Directions for this task >> Omit the pictures, then write out every entry exactly as it reads.

Records >>
>> Begin
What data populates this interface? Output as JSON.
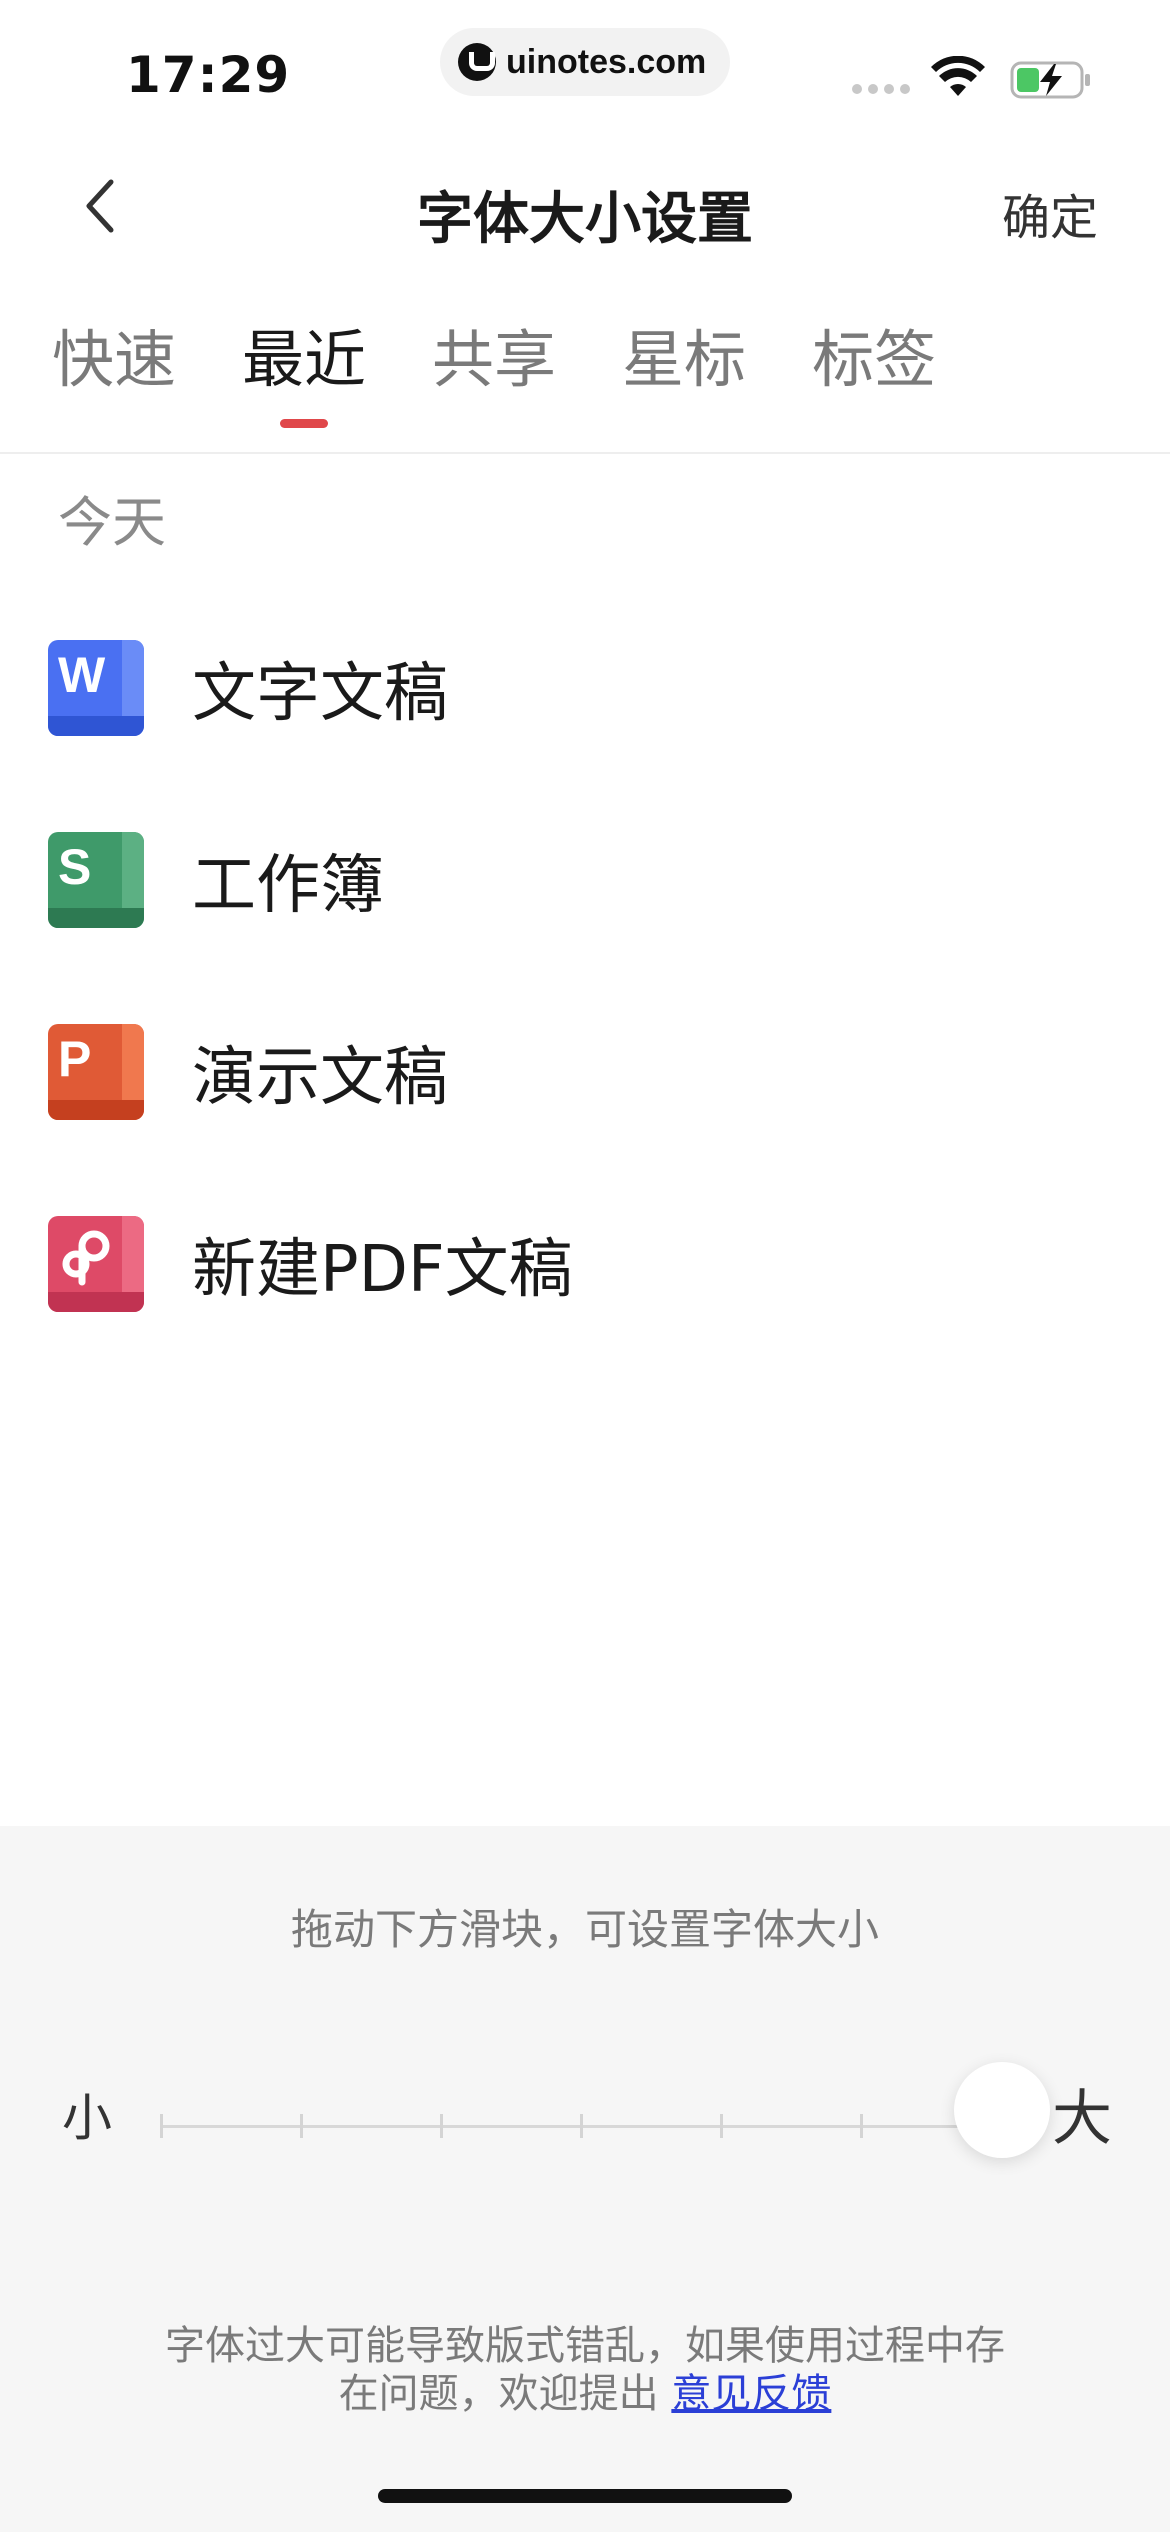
{
  "status_bar": {
    "time": "17:29",
    "url": "uinotes.com",
    "battery_color": "#4cc764"
  },
  "nav": {
    "title": "字体大小设置",
    "confirm_label": "确定"
  },
  "tabs": [
    {
      "label": "快速",
      "active": false
    },
    {
      "label": "最近",
      "active": true
    },
    {
      "label": "共享",
      "active": false
    },
    {
      "label": "星标",
      "active": false
    },
    {
      "label": "标签",
      "active": false
    }
  ],
  "accent_color": "#e0474a",
  "section_header": "今天",
  "documents": [
    {
      "icon": "word-doc-icon",
      "letter": "W",
      "label": "文字文稿"
    },
    {
      "icon": "sheet-doc-icon",
      "letter": "S",
      "label": "工作簿"
    },
    {
      "icon": "presentation-doc-icon",
      "letter": "P",
      "label": "演示文稿"
    },
    {
      "icon": "pdf-doc-icon",
      "letter": "",
      "label": "新建PDF文稿"
    }
  ],
  "font_panel": {
    "hint": "拖动下方滑块，可设置字体大小",
    "small_label": "小",
    "large_label": "大",
    "slider_steps": 7,
    "slider_value_step": 7,
    "warning_line1": "字体过大可能导致版式错乱，如果使用过程中存",
    "warning_line2": "在问题，欢迎提出",
    "feedback_link": "意见反馈"
  }
}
>> End
The answer >>
What data populates this interface? Output as JSON.
{
  "status_bar": {
    "time": "17:29",
    "url": "uinotes.com",
    "battery_color": "#4cc764"
  },
  "nav": {
    "title": "字体大小设置",
    "confirm_label": "确定"
  },
  "tabs": [
    {
      "label": "快速",
      "active": false
    },
    {
      "label": "最近",
      "active": true
    },
    {
      "label": "共享",
      "active": false
    },
    {
      "label": "星标",
      "active": false
    },
    {
      "label": "标签",
      "active": false
    }
  ],
  "accent_color": "#e0474a",
  "section_header": "今天",
  "documents": [
    {
      "icon": "word-doc-icon",
      "letter": "W",
      "label": "文字文稿"
    },
    {
      "icon": "sheet-doc-icon",
      "letter": "S",
      "label": "工作簿"
    },
    {
      "icon": "presentation-doc-icon",
      "letter": "P",
      "label": "演示文稿"
    },
    {
      "icon": "pdf-doc-icon",
      "letter": "",
      "label": "新建PDF文稿"
    }
  ],
  "font_panel": {
    "hint": "拖动下方滑块，可设置字体大小",
    "small_label": "小",
    "large_label": "大",
    "slider_steps": 7,
    "slider_value_step": 7,
    "warning_line1": "字体过大可能导致版式错乱，如果使用过程中存",
    "warning_line2": "在问题，欢迎提出",
    "feedback_link": "意见反馈"
  }
}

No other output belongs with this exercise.